__GIVEN PROBLEM__.
Pictures within the data are to be left out; everything else must be reproduced exactly.

# # # #

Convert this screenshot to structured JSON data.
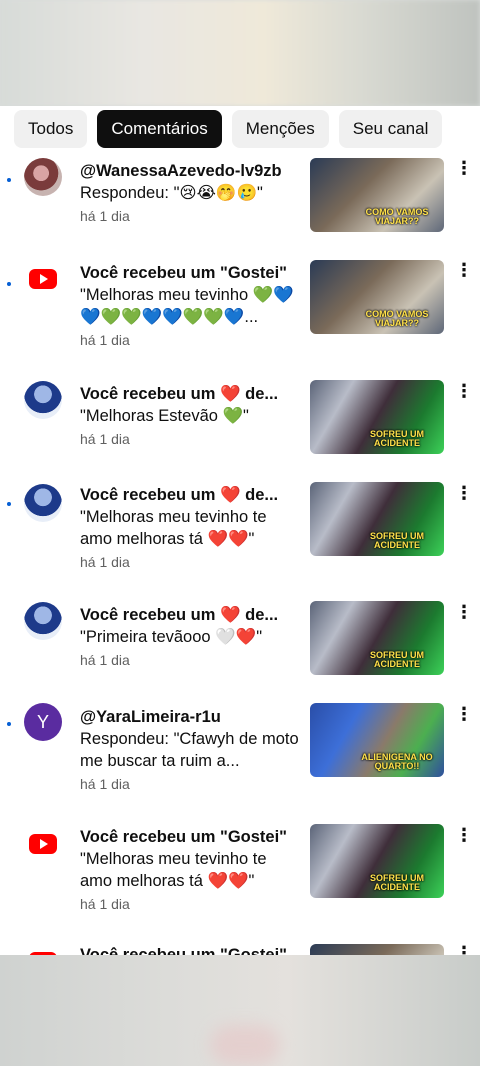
{
  "tabs": [
    {
      "label": "Todos",
      "active": false
    },
    {
      "label": "Comentários",
      "active": true
    },
    {
      "label": "Menções",
      "active": false
    },
    {
      "label": "Seu canal",
      "active": false
    }
  ],
  "notifications": [
    {
      "title": "@WanessaAzevedo-lv9zb",
      "text": "Respondeu: \"😢😭🤭🥲\"",
      "time": "há 1 dia",
      "avatar": "user-photo",
      "thumbnail_caption": "COMO VAMOS VIAJAR??"
    },
    {
      "title": "Você recebeu um \"Gostei\"",
      "text": "\"Melhoras meu tevinho 💚💙💙💚💚💙💙💚💚💙...",
      "time": "há 1 dia",
      "avatar": "youtube-logo",
      "thumbnail_caption": "COMO VAMOS VIAJAR??"
    },
    {
      "title": "Você recebeu um ❤️ de...",
      "text": "\"Melhoras Estevão 💚\"",
      "time": "há 1 dia",
      "avatar": "user-photo",
      "thumbnail_caption": "SOFREU UM ACIDENTE"
    },
    {
      "title": "Você recebeu um ❤️ de...",
      "text": "\"Melhoras meu tevinho te amo melhoras tá ❤️❤️\"",
      "time": "há 1 dia",
      "avatar": "user-photo",
      "thumbnail_caption": "SOFREU UM ACIDENTE"
    },
    {
      "title": "Você recebeu um ❤️ de...",
      "text": "\"Primeira tevãooo 🤍❤️\"",
      "time": "há 1 dia",
      "avatar": "user-photo",
      "thumbnail_caption": "SOFREU UM ACIDENTE"
    },
    {
      "title": "@YaraLimeira-r1u",
      "text": "Respondeu: \"Cfawyh de moto me buscar ta ruim a...",
      "time": "há 1 dia",
      "avatar": "letter-avatar",
      "avatar_letter": "Y",
      "thumbnail_caption": "ALIENIGENA NO QUARTO!!"
    },
    {
      "title": "Você recebeu um \"Gostei\"",
      "text": "\"Melhoras meu tevinho te amo melhoras tá ❤️❤️\"",
      "time": "há 1 dia",
      "avatar": "youtube-logo",
      "thumbnail_caption": "SOFREU UM ACIDENTE"
    },
    {
      "title": "Você recebeu um \"Gostei\"",
      "text": "",
      "time": "",
      "avatar": "youtube-logo",
      "thumbnail_caption": ""
    }
  ],
  "colors": {
    "accent": "#0f0f0f",
    "unread_dot": "#065fd4",
    "youtube_red": "#ff0000"
  },
  "icons": {
    "more": "more-vert-icon"
  }
}
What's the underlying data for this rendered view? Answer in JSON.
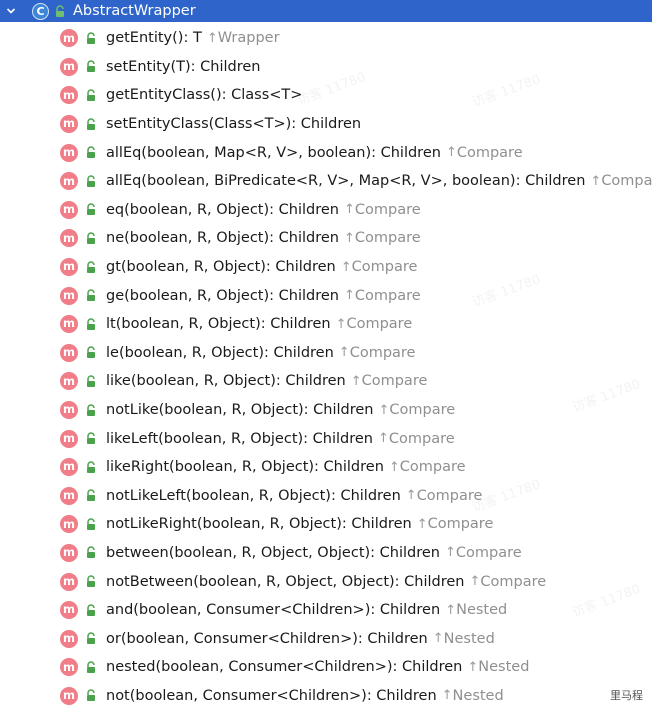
{
  "header": {
    "title": "AbstractWrapper",
    "class_icon_letter": "C",
    "expand_icon": "chevron-down-icon"
  },
  "method_icon_letter": "m",
  "arrow": "↑",
  "methods": [
    {
      "signature": "getEntity(): T",
      "parent": "Wrapper"
    },
    {
      "signature": "setEntity(T): Children",
      "parent": ""
    },
    {
      "signature": "getEntityClass(): Class<T>",
      "parent": ""
    },
    {
      "signature": "setEntityClass(Class<T>): Children",
      "parent": ""
    },
    {
      "signature": "allEq(boolean, Map<R, V>, boolean): Children",
      "parent": "Compare"
    },
    {
      "signature": "allEq(boolean, BiPredicate<R, V>, Map<R, V>, boolean): Children",
      "parent": "Compare"
    },
    {
      "signature": "eq(boolean, R, Object): Children",
      "parent": "Compare"
    },
    {
      "signature": "ne(boolean, R, Object): Children",
      "parent": "Compare"
    },
    {
      "signature": "gt(boolean, R, Object): Children",
      "parent": "Compare"
    },
    {
      "signature": "ge(boolean, R, Object): Children",
      "parent": "Compare"
    },
    {
      "signature": "lt(boolean, R, Object): Children",
      "parent": "Compare"
    },
    {
      "signature": "le(boolean, R, Object): Children",
      "parent": "Compare"
    },
    {
      "signature": "like(boolean, R, Object): Children",
      "parent": "Compare"
    },
    {
      "signature": "notLike(boolean, R, Object): Children",
      "parent": "Compare"
    },
    {
      "signature": "likeLeft(boolean, R, Object): Children",
      "parent": "Compare"
    },
    {
      "signature": "likeRight(boolean, R, Object): Children",
      "parent": "Compare"
    },
    {
      "signature": "notLikeLeft(boolean, R, Object): Children",
      "parent": "Compare"
    },
    {
      "signature": "notLikeRight(boolean, R, Object): Children",
      "parent": "Compare"
    },
    {
      "signature": "between(boolean, R, Object, Object): Children",
      "parent": "Compare"
    },
    {
      "signature": "notBetween(boolean, R, Object, Object): Children",
      "parent": "Compare"
    },
    {
      "signature": "and(boolean, Consumer<Children>): Children",
      "parent": "Nested"
    },
    {
      "signature": "or(boolean, Consumer<Children>): Children",
      "parent": "Nested"
    },
    {
      "signature": "nested(boolean, Consumer<Children>): Children",
      "parent": "Nested"
    },
    {
      "signature": "not(boolean, Consumer<Children>): Children",
      "parent": "Nested"
    }
  ],
  "watermark": "访客 11780",
  "corner_label": "里马程",
  "colors": {
    "header_bg": "#2f65ca",
    "method_icon": "#f07d87",
    "lock_green": "#4aa24a",
    "parent_text": "#8f8f8f"
  }
}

# # # #

__OUTPUT FOR THIS EXERCISE__.
Convert this screenshot to structured JSON data.
{
  "tabs": [
    {
      "label": "Todos",
      "active": false
    },
    {
      "label": "Comentários",
      "active": true
    },
    {
      "label": "Menções",
      "active": false
    },
    {
      "label": "Seu canal",
      "active": false
    }
  ],
  "notifications": [
    {
      "title": "@WanessaAzevedo-lv9zb",
      "text": "Respondeu: \"😢😭🤭🥲\"",
      "time": "há 1 dia",
      "avatar": "user-photo",
      "thumbnail_caption": "COMO VAMOS VIAJAR??"
    },
    {
      "title": "Você recebeu um \"Gostei\"",
      "text": "\"Melhoras meu tevinho 💚💙💙💚💚💙💙💚💚💙...",
      "time": "há 1 dia",
      "avatar": "youtube-logo",
      "thumbnail_caption": "COMO VAMOS VIAJAR??"
    },
    {
      "title": "Você recebeu um ❤️ de...",
      "text": "\"Melhoras Estevão 💚\"",
      "time": "há 1 dia",
      "avatar": "user-photo",
      "thumbnail_caption": "SOFREU UM ACIDENTE"
    },
    {
      "title": "Você recebeu um ❤️ de...",
      "text": "\"Melhoras meu tevinho te amo melhoras tá ❤️❤️\"",
      "time": "há 1 dia",
      "avatar": "user-photo",
      "thumbnail_caption": "SOFREU UM ACIDENTE"
    },
    {
      "title": "Você recebeu um ❤️ de...",
      "text": "\"Primeira tevãooo 🤍❤️\"",
      "time": "há 1 dia",
      "avatar": "user-photo",
      "thumbnail_caption": "SOFREU UM ACIDENTE"
    },
    {
      "title": "@YaraLimeira-r1u",
      "text": "Respondeu: \"Cfawyh de moto me buscar ta ruim a...",
      "time": "há 1 dia",
      "avatar": "letter-avatar",
      "avatar_letter": "Y",
      "thumbnail_caption": "ALIENIGENA NO QUARTO!!"
    },
    {
      "title": "Você recebeu um \"Gostei\"",
      "text": "\"Melhoras meu tevinho te amo melhoras tá ❤️❤️\"",
      "time": "há 1 dia",
      "avatar": "youtube-logo",
      "thumbnail_caption": "SOFREU UM ACIDENTE"
    },
    {
      "title": "Você recebeu um \"Gostei\"",
      "text": "",
      "time": "",
      "avatar": "youtube-logo",
      "thumbnail_caption": ""
    }
  ],
  "colors": {
    "accent": "#0f0f0f",
    "unread_dot": "#065fd4",
    "youtube_red": "#ff0000"
  },
  "icons": {
    "more": "more-vert-icon"
  }
}
What's the underlying data for this rendered view? Answer in JSON.
{
  "header": {
    "title": "AbstractWrapper",
    "class_icon_letter": "C",
    "expand_icon": "chevron-down-icon"
  },
  "method_icon_letter": "m",
  "arrow": "↑",
  "methods": [
    {
      "signature": "getEntity(): T",
      "parent": "Wrapper"
    },
    {
      "signature": "setEntity(T): Children",
      "parent": ""
    },
    {
      "signature": "getEntityClass(): Class<T>",
      "parent": ""
    },
    {
      "signature": "setEntityClass(Class<T>): Children",
      "parent": ""
    },
    {
      "signature": "allEq(boolean, Map<R, V>, boolean): Children",
      "parent": "Compare"
    },
    {
      "signature": "allEq(boolean, BiPredicate<R, V>, Map<R, V>, boolean): Children",
      "parent": "Compare"
    },
    {
      "signature": "eq(boolean, R, Object): Children",
      "parent": "Compare"
    },
    {
      "signature": "ne(boolean, R, Object): Children",
      "parent": "Compare"
    },
    {
      "signature": "gt(boolean, R, Object): Children",
      "parent": "Compare"
    },
    {
      "signature": "ge(boolean, R, Object): Children",
      "parent": "Compare"
    },
    {
      "signature": "lt(boolean, R, Object): Children",
      "parent": "Compare"
    },
    {
      "signature": "le(boolean, R, Object): Children",
      "parent": "Compare"
    },
    {
      "signature": "like(boolean, R, Object): Children",
      "parent": "Compare"
    },
    {
      "signature": "notLike(boolean, R, Object): Children",
      "parent": "Compare"
    },
    {
      "signature": "likeLeft(boolean, R, Object): Children",
      "parent": "Compare"
    },
    {
      "signature": "likeRight(boolean, R, Object): Children",
      "parent": "Compare"
    },
    {
      "signature": "notLikeLeft(boolean, R, Object): Children",
      "parent": "Compare"
    },
    {
      "signature": "notLikeRight(boolean, R, Object): Children",
      "parent": "Compare"
    },
    {
      "signature": "between(boolean, R, Object, Object): Children",
      "parent": "Compare"
    },
    {
      "signature": "notBetween(boolean, R, Object, Object): Children",
      "parent": "Compare"
    },
    {
      "signature": "and(boolean, Consumer<Children>): Children",
      "parent": "Nested"
    },
    {
      "signature": "or(boolean, Consumer<Children>): Children",
      "parent": "Nested"
    },
    {
      "signature": "nested(boolean, Consumer<Children>): Children",
      "parent": "Nested"
    },
    {
      "signature": "not(boolean, Consumer<Children>): Children",
      "parent": "Nested"
    }
  ],
  "watermark": "访客 11780",
  "corner_label": "里马程",
  "colors": {
    "header_bg": "#2f65ca",
    "method_icon": "#f07d87",
    "lock_green": "#4aa24a",
    "parent_text": "#8f8f8f"
  }
}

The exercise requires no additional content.